* [Exercise]: Every line in the listing is to be echoed verbatim.

* [Source records]:
▼▼▼

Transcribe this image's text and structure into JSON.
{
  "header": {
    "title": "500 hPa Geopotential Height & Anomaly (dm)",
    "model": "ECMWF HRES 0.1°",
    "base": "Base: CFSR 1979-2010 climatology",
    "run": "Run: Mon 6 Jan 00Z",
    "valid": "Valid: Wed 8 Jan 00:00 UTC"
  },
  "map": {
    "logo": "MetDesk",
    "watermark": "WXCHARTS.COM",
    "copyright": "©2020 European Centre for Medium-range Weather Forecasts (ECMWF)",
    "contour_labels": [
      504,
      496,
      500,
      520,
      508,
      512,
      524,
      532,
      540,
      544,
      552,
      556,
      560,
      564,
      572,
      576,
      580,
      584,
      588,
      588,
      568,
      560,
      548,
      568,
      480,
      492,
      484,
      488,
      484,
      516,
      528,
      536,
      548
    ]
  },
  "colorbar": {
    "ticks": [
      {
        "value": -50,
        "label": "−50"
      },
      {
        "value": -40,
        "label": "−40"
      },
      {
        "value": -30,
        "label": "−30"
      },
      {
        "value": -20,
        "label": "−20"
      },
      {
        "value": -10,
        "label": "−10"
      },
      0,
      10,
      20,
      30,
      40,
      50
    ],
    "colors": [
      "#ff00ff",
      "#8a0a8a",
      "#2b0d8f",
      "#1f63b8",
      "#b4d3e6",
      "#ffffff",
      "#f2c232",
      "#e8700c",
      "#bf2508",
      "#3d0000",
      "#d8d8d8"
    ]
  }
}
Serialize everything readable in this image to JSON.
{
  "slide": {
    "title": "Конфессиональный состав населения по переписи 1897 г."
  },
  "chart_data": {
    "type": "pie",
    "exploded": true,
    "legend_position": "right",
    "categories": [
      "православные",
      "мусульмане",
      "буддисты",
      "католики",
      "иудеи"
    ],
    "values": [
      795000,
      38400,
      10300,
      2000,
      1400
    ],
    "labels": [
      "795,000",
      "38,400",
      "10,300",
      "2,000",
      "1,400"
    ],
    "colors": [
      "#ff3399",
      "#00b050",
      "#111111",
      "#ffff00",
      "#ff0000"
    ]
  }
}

▲▲▲

* [Output of the task]:
Transcribe this image's text and structure into JSON.
{
  "header": {
    "title": "500 hPa Geopotential Height & Anomaly (dm)",
    "model": "ECMWF HRES 0.1°",
    "base": "Base: CFSR 1979-2010 climatology",
    "run": "Run: Mon 6 Jan 00Z",
    "valid": "Valid: Wed 8 Jan 00:00 UTC"
  },
  "map": {
    "logo": "MetDesk",
    "watermark": "WXCHARTS.COM",
    "copyright": "©2020 European Centre for Medium-range Weather Forecasts (ECMWF)",
    "contour_labels": [
      504,
      496,
      500,
      520,
      508,
      512,
      524,
      532,
      540,
      544,
      552,
      556,
      560,
      564,
      572,
      576,
      580,
      584,
      588,
      588,
      568,
      560,
      548,
      568,
      480,
      492,
      484,
      488,
      484,
      516,
      528,
      536,
      548
    ]
  },
  "colorbar": {
    "ticks": [
      {
        "value": -50,
        "label": "−50"
      },
      {
        "value": -40,
        "label": "−40"
      },
      {
        "value": -30,
        "label": "−30"
      },
      {
        "value": -20,
        "label": "−20"
      },
      {
        "value": -10,
        "label": "−10"
      },
      0,
      10,
      20,
      30,
      40,
      50
    ],
    "colors": [
      "#ff00ff",
      "#8a0a8a",
      "#2b0d8f",
      "#1f63b8",
      "#b4d3e6",
      "#ffffff",
      "#f2c232",
      "#e8700c",
      "#bf2508",
      "#3d0000",
      "#d8d8d8"
    ]
  }
}
Serialize everything readable in this image to JSON.
{
  "slide": {
    "title": "Конфессиональный состав населения по переписи 1897 г."
  },
  "chart_data": {
    "type": "pie",
    "exploded": true,
    "legend_position": "right",
    "categories": [
      "православные",
      "мусульмане",
      "буддисты",
      "католики",
      "иудеи"
    ],
    "values": [
      795000,
      38400,
      10300,
      2000,
      1400
    ],
    "labels": [
      "795,000",
      "38,400",
      "10,300",
      "2,000",
      "1,400"
    ],
    "colors": [
      "#ff3399",
      "#00b050",
      "#111111",
      "#ffff00",
      "#ff0000"
    ]
  }
}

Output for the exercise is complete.